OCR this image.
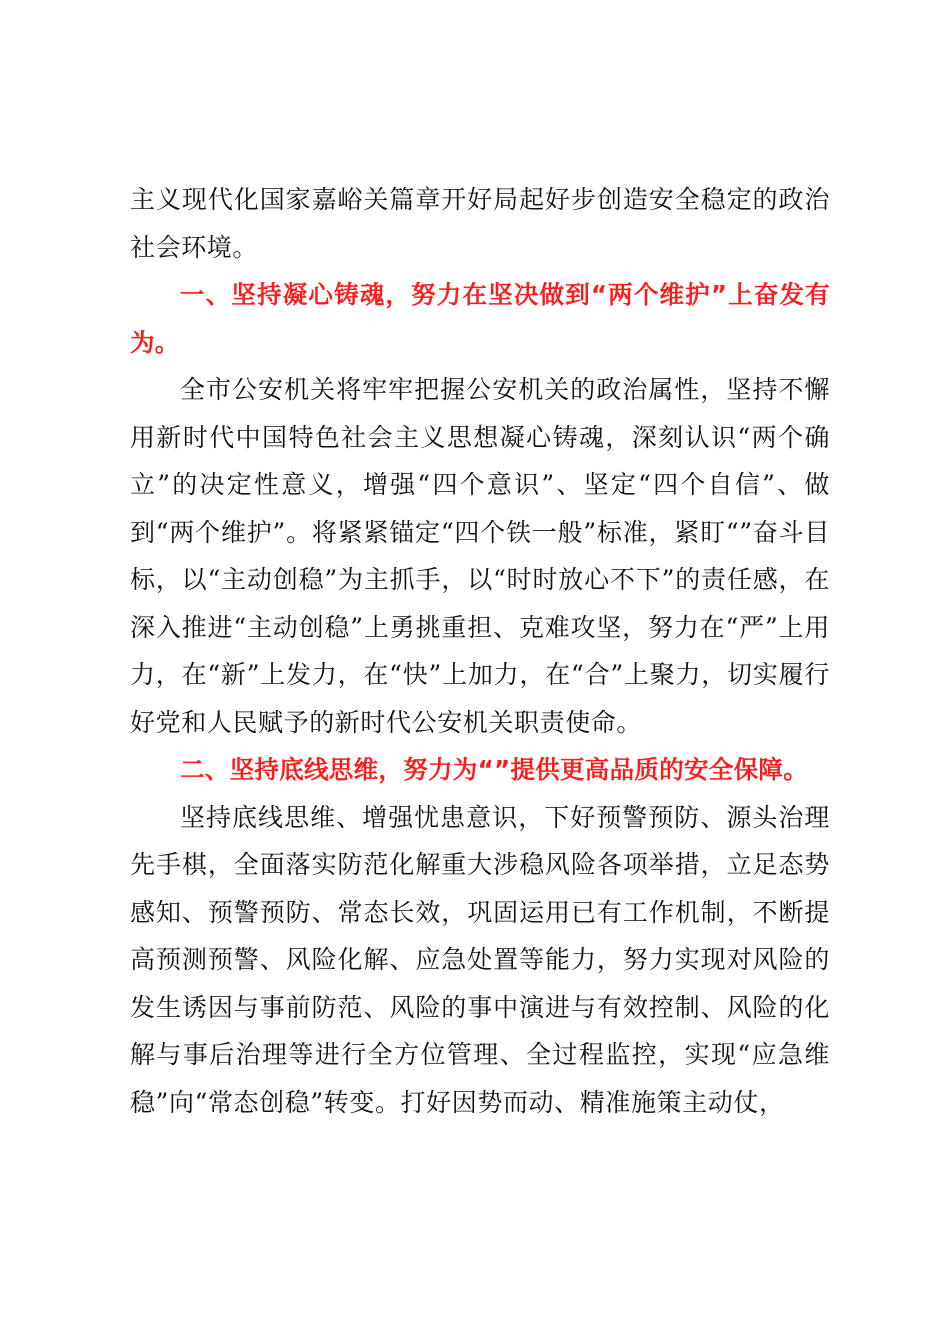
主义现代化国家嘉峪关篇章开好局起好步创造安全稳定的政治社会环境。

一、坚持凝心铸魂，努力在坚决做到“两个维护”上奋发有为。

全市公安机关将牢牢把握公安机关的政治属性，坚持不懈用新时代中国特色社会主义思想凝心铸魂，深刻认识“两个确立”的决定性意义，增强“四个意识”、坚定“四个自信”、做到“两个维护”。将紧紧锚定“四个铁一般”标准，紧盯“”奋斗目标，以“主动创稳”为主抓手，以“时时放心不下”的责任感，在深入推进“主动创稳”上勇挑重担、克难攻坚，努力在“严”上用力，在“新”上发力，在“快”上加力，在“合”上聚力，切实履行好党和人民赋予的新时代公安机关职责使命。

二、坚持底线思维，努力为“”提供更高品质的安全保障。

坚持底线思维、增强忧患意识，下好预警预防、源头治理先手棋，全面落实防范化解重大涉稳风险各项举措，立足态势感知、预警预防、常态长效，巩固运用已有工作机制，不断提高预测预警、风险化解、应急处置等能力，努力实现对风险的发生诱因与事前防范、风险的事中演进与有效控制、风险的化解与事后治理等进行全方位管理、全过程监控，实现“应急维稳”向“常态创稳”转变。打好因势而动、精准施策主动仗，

.....

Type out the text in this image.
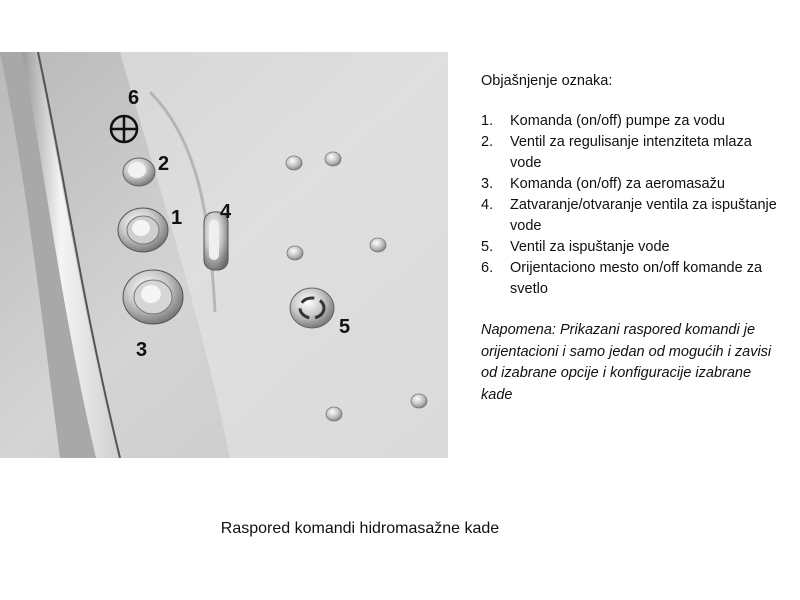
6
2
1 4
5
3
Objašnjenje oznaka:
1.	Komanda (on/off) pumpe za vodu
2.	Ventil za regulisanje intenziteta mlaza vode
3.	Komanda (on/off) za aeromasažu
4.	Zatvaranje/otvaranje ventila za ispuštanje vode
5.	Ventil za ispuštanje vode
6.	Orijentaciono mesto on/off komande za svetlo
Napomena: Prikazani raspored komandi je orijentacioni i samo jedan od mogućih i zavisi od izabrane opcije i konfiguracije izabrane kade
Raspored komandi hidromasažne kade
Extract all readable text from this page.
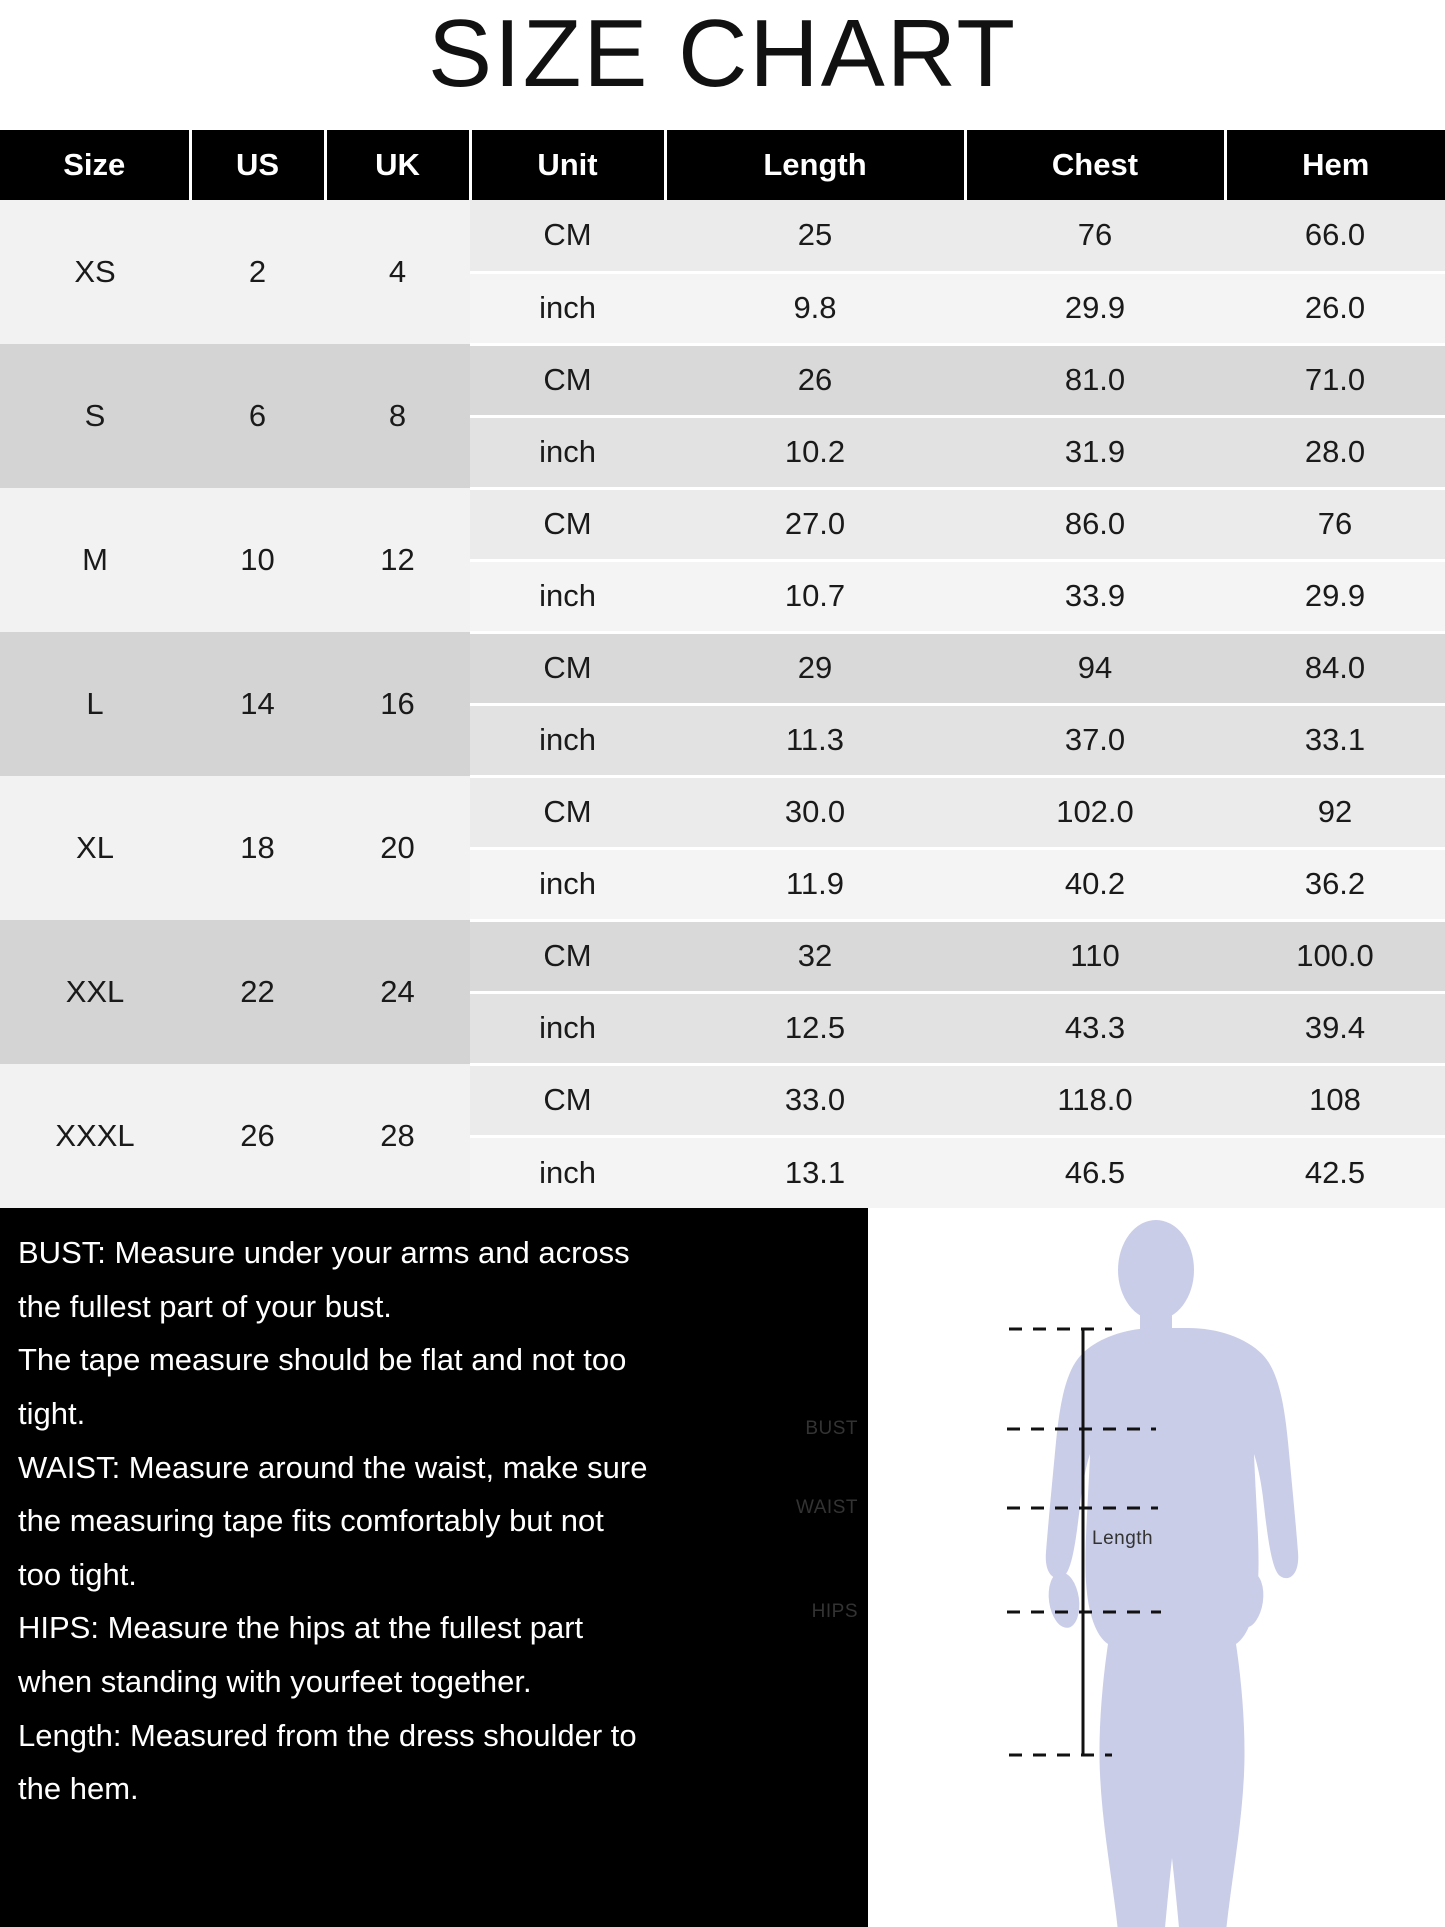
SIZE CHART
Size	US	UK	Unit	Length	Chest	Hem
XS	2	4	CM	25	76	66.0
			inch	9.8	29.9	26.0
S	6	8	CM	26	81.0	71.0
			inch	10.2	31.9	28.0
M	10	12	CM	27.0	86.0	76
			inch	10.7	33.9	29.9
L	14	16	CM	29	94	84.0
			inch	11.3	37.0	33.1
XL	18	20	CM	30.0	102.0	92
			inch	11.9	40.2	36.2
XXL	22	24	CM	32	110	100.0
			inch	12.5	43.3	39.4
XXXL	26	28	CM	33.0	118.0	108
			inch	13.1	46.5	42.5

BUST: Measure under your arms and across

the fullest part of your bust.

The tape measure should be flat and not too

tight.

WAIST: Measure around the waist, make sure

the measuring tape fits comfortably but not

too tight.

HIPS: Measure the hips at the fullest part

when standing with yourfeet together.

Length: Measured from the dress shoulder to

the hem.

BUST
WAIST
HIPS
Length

.....

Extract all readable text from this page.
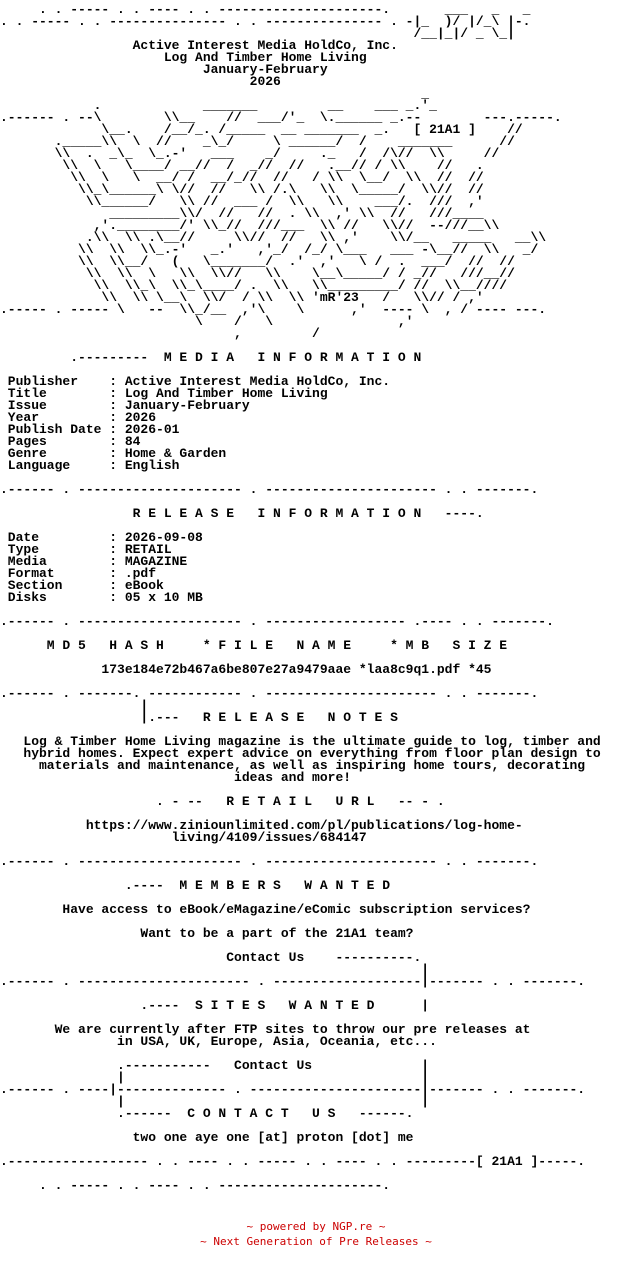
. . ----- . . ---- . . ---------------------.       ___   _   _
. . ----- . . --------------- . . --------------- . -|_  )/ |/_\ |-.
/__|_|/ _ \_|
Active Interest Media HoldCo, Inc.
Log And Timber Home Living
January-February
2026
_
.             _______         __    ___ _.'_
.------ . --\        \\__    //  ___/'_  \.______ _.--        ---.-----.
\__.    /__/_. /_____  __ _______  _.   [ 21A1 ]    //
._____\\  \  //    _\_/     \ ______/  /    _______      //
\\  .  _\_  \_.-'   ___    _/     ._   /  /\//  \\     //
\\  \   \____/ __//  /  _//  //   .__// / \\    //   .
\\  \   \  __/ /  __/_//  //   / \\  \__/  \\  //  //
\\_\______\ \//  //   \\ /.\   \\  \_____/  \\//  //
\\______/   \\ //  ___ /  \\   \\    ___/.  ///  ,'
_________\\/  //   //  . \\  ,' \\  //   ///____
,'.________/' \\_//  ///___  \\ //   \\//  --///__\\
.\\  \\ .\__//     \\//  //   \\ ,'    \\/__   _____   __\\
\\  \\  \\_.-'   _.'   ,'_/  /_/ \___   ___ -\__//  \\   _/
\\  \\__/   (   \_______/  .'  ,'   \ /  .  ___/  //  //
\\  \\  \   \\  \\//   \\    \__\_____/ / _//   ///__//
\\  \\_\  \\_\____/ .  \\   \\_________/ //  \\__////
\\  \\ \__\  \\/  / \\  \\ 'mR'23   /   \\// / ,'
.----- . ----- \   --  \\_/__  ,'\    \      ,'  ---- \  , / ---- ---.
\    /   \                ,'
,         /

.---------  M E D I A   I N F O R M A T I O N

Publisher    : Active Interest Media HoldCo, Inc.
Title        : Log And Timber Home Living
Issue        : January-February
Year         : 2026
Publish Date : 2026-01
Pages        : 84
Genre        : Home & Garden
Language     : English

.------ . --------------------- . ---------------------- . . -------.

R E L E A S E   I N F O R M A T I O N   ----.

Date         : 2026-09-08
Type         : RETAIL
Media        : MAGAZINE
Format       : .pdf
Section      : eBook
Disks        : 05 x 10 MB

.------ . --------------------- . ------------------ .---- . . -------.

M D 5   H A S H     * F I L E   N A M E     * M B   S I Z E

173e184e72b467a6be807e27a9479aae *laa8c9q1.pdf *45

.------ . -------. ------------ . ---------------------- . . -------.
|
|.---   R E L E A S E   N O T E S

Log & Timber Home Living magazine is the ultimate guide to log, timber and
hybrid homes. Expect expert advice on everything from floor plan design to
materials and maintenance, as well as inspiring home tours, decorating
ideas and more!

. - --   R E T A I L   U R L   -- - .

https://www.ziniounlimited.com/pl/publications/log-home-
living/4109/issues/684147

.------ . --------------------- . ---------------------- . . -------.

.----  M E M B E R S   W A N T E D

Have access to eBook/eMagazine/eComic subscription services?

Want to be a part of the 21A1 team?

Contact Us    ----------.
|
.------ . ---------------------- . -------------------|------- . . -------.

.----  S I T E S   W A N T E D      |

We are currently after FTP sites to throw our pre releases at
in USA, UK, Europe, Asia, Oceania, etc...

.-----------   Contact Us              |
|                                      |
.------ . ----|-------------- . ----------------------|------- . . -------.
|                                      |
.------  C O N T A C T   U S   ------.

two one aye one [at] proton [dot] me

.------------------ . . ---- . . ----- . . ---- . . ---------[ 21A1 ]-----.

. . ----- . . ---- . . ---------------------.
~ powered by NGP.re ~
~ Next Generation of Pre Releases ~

.....

*DIRECTIVE*
Within the entries above, report how many lines include "Timber", and keep the answer to the number.

*FINAL ANSWER*
3